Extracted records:
━━━

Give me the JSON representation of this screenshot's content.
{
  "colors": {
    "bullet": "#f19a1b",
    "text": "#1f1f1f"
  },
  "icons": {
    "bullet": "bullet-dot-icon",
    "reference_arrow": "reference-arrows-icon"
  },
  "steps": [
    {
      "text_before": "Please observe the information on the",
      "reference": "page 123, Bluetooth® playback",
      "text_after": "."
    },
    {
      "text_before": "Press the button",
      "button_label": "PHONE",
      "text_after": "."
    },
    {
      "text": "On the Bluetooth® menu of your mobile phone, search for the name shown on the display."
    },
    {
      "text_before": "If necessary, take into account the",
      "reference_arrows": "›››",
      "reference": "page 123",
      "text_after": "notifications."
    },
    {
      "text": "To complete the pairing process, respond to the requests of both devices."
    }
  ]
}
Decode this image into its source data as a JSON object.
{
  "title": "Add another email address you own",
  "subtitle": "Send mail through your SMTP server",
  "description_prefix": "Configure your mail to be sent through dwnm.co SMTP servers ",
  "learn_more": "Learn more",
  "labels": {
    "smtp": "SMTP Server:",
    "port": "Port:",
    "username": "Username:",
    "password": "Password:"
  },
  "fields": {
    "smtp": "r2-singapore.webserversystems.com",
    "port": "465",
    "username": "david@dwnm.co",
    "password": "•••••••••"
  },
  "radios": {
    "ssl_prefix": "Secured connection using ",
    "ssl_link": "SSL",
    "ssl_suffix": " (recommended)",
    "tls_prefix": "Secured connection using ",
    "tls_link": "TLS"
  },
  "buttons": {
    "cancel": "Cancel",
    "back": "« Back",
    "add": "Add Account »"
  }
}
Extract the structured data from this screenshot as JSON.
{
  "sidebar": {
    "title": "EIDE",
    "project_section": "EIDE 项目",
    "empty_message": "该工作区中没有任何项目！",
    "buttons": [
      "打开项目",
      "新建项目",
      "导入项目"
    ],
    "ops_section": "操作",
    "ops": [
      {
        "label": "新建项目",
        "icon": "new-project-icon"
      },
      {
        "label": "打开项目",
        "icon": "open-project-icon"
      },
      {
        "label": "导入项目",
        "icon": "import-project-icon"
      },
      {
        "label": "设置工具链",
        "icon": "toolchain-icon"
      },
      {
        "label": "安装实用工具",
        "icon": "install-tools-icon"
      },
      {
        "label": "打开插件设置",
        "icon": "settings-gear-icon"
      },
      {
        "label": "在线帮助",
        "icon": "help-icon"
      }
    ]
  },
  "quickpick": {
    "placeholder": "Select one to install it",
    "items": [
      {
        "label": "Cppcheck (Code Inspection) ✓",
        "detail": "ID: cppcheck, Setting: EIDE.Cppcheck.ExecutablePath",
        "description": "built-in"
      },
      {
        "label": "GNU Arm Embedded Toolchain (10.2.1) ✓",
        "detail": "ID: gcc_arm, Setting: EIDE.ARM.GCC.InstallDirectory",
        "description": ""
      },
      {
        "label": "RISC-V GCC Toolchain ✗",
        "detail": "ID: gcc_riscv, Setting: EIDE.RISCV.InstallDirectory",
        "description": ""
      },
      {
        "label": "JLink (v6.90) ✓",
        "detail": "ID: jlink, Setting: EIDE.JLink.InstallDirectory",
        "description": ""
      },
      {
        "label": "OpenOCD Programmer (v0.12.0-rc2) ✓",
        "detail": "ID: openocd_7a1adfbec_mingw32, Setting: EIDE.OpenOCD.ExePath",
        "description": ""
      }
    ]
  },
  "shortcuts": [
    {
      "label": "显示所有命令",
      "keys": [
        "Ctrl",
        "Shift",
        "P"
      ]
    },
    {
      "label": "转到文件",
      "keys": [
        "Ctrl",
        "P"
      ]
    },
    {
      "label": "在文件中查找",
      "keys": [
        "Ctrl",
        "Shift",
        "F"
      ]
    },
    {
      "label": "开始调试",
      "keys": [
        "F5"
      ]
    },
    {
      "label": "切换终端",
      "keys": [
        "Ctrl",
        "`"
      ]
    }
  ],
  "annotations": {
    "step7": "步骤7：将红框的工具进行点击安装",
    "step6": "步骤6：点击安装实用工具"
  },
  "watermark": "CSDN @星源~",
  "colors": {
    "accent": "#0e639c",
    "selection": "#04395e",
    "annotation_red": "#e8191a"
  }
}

━━━

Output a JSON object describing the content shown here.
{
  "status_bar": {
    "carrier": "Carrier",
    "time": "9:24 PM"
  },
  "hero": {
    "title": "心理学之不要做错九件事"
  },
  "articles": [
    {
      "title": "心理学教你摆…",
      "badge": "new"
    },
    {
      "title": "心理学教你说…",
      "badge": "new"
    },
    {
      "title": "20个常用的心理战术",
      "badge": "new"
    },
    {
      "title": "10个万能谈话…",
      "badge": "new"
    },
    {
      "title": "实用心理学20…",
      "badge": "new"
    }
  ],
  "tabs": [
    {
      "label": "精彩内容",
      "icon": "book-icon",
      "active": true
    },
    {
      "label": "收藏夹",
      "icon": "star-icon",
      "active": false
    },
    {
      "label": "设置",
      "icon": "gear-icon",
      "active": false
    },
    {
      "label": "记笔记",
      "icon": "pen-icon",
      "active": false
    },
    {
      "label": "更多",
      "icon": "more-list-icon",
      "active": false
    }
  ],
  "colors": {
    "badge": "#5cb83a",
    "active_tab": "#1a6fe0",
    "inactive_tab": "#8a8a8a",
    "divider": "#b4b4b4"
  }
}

━━━

DESCRIPTION OF THE TASK:
Leave out every line without the string "username" and copy the rest.

EXERCISE SOLUTION:
    "username": "Username:",
    "username": "david@dwnm.co",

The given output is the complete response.